_Task objective_
Repeat the data that follows, word for word, without the images.
-- Start --
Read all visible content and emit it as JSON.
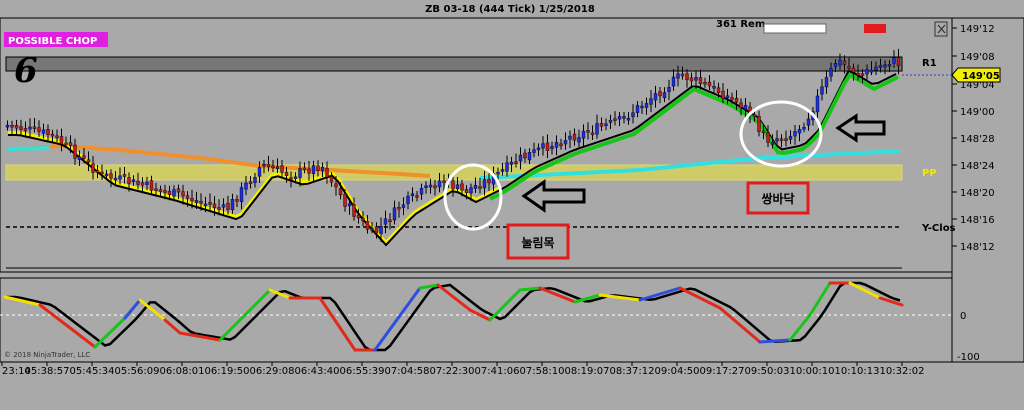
{
  "header": {
    "title": "ZB 03-18 (444 Tick)  1/25/2018",
    "counter": "361 Rem",
    "badge": "POSSIBLE CHOP",
    "number": "6"
  },
  "chart_data": {
    "type": "candlestick",
    "price_axis": {
      "ticks": [
        "149'12",
        "149'08",
        "149'04",
        "149'00",
        "148'28",
        "148'24",
        "148'20",
        "148'16",
        "148'12"
      ],
      "current_price": "149'05"
    },
    "levels": [
      {
        "label": "R1"
      },
      {
        "label": "PP"
      },
      {
        "label": "Y-Clos"
      }
    ],
    "time_axis": [
      "23:14",
      "05:38:57",
      "05:45:34",
      "05:56:09",
      "06:08:01",
      "06:19:50",
      "06:29:08",
      "06:43:40",
      "06:55:39",
      "07:04:58",
      "07:22:30",
      "07:41:06",
      "07:58:10",
      "08:19:07",
      "08:37:12",
      "09:04:50",
      "09:17:27",
      "09:50:03",
      "10:00:10",
      "10:10:13",
      "10:32:02"
    ],
    "annotations": [
      {
        "text": "눌림목"
      },
      {
        "text": "쌍바닥"
      }
    ],
    "oscillator": {
      "ticks": [
        "0",
        "-100"
      ]
    },
    "copyright": "© 2018 NinjaTrader, LLC"
  }
}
-- End --
_Solution to the exercise_
Read all visible content and emit it as JSON.
{
  "header": {
    "title": "ZB 03-18 (444 Tick)  1/25/2018",
    "counter": "361 Rem",
    "badge": "POSSIBLE CHOP",
    "number": "6"
  },
  "chart_data": {
    "type": "candlestick",
    "price_axis": {
      "ticks": [
        "149'12",
        "149'08",
        "149'04",
        "149'00",
        "148'28",
        "148'24",
        "148'20",
        "148'16",
        "148'12"
      ],
      "current_price": "149'05"
    },
    "levels": [
      {
        "label": "R1"
      },
      {
        "label": "PP"
      },
      {
        "label": "Y-Clos"
      }
    ],
    "time_axis": [
      "23:14",
      "05:38:57",
      "05:45:34",
      "05:56:09",
      "06:08:01",
      "06:19:50",
      "06:29:08",
      "06:43:40",
      "06:55:39",
      "07:04:58",
      "07:22:30",
      "07:41:06",
      "07:58:10",
      "08:19:07",
      "08:37:12",
      "09:04:50",
      "09:17:27",
      "09:50:03",
      "10:00:10",
      "10:10:13",
      "10:32:02"
    ],
    "annotations": [
      {
        "text": "눌림목"
      },
      {
        "text": "쌍바닥"
      }
    ],
    "oscillator": {
      "ticks": [
        "0",
        "-100"
      ]
    },
    "copyright": "© 2018 NinjaTrader, LLC"
  }
}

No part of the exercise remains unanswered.